Set task >>
Repeat the listing in full. Nothing may be added or left out.

Lines of data
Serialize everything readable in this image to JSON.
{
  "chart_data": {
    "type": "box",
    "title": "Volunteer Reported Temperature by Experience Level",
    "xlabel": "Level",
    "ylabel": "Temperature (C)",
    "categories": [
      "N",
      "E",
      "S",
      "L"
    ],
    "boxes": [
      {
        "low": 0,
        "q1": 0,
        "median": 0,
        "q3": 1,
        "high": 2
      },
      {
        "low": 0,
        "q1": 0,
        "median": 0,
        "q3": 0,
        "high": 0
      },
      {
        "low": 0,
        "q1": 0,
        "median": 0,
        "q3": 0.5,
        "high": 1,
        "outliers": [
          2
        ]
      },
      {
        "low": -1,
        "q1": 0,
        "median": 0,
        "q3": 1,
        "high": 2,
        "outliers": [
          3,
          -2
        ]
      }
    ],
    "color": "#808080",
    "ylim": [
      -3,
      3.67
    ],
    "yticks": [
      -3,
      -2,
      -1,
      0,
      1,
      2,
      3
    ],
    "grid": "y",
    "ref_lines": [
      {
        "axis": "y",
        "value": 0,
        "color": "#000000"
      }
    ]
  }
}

Task answer >>
Serialize everything readable in this image to JSON.
{
  "chart_data": {
    "type": "box",
    "title": "Volunteer Reported Temperature by Experience Level",
    "xlabel": "Level",
    "ylabel": "Temperature (C)",
    "categories": [
      "N",
      "E",
      "S",
      "L"
    ],
    "boxes": [
      {
        "low": 0,
        "q1": 0,
        "median": 0,
        "q3": 1,
        "high": 2
      },
      {
        "low": 0,
        "q1": 0,
        "median": 0,
        "q3": 0,
        "high": 0
      },
      {
        "low": 0,
        "q1": 0,
        "median": 0,
        "q3": 0.5,
        "high": 1,
        "outliers": [
          2
        ]
      },
      {
        "low": -1,
        "q1": 0,
        "median": 0,
        "q3": 1,
        "high": 2,
        "outliers": [
          3,
          -2
        ]
      }
    ],
    "color": "#808080",
    "ylim": [
      -3,
      3.67
    ],
    "yticks": [
      -3,
      -2,
      -1,
      0,
      1,
      2,
      3
    ],
    "grid": "y",
    "ref_lines": [
      {
        "axis": "y",
        "value": 0,
        "color": "#000000"
      }
    ]
  }
}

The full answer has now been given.